* **WRITTEN REQUEST**: Write out every entry exactly as it stands.
--- START OF RAW RECORDS ---
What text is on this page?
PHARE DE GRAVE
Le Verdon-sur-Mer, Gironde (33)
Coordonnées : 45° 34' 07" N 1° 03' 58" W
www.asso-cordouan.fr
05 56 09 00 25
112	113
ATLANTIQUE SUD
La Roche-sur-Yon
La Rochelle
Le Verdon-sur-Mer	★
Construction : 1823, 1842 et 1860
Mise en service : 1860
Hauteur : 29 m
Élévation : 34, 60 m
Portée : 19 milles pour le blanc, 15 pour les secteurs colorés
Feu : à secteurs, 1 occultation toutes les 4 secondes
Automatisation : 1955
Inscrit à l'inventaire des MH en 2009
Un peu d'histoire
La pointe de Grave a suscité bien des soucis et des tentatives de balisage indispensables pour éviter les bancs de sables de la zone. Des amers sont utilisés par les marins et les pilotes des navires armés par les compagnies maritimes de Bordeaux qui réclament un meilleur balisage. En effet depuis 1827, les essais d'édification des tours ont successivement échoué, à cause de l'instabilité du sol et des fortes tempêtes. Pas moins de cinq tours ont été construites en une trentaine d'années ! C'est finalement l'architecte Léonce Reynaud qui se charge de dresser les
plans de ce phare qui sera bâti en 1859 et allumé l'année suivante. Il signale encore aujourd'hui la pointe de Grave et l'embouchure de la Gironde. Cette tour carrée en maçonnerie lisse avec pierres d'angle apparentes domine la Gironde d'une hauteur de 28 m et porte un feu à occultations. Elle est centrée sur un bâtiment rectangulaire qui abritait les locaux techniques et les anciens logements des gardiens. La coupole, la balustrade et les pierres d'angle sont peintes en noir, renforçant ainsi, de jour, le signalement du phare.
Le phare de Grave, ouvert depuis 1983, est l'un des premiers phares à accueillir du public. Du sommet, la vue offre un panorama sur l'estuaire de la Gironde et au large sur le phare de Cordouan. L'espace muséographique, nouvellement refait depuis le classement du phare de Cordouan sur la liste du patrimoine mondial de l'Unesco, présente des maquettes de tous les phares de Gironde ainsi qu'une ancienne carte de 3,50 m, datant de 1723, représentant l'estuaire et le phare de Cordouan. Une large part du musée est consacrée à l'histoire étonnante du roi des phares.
--- END OF RAW RECORDS ---
* **ANSWER TO THIS TASK**:
What text is on this page?
PHARE DE GRAVE
Le Verdon-sur-Mer, Gironde (33)
Coordonnées : 45° 34' 07" N 1° 03' 58" W
www.asso-cordouan.fr
05 56 09 00 25
112	113
ATLANTIQUE SUD
La Roche-sur-Yon
La Rochelle
Le Verdon-sur-Mer	★
Construction : 1823, 1842 et 1860
Mise en service : 1860
Hauteur : 29 m
Élévation : 34, 60 m
Portée : 19 milles pour le blanc, 15 pour les secteurs colorés
Feu : à secteurs, 1 occultation toutes les 4 secondes
Automatisation : 1955
Inscrit à l'inventaire des MH en 2009
Un peu d'histoire
La pointe de Grave a suscité bien des soucis et des tentatives de balisage indispensables pour éviter les bancs de sables de la zone. Des amers sont utilisés par les marins et les pilotes des navires armés par les compagnies maritimes de Bordeaux qui réclament un meilleur balisage. En effet depuis 1827, les essais d'édification des tours ont successivement échoué, à cause de l'instabilité du sol et des fortes tempêtes. Pas moins de cinq tours ont été construites en une trentaine d'années ! C'est finalement l'architecte Léonce Reynaud qui se charge de dresser les
plans de ce phare qui sera bâti en 1859 et allumé l'année suivante. Il signale encore aujourd'hui la pointe de Grave et l'embouchure de la Gironde. Cette tour carrée en maçonnerie lisse avec pierres d'angle apparentes domine la Gironde d'une hauteur de 28 m et porte un feu à occultations. Elle est centrée sur un bâtiment rectangulaire qui abritait les locaux techniques et les anciens logements des gardiens. La coupole, la balustrade et les pierres d'angle sont peintes en noir, renforçant ainsi, de jour, le signalement du phare.
Le phare de Grave, ouvert depuis 1983, est l'un des premiers phares à accueillir du public. Du sommet, la vue offre un panorama sur l'estuaire de la Gironde et au large sur le phare de Cordouan. L'espace muséographique, nouvellement refait depuis le classement du phare de Cordouan sur la liste du patrimoine mondial de l'Unesco, présente des maquettes de tous les phares de Gironde ainsi qu'une ancienne carte de 3,50 m, datant de 1723, représentant l'estuaire et le phare de Cordouan. Une large part du musée est consacrée à l'histoire étonnante du roi des phares.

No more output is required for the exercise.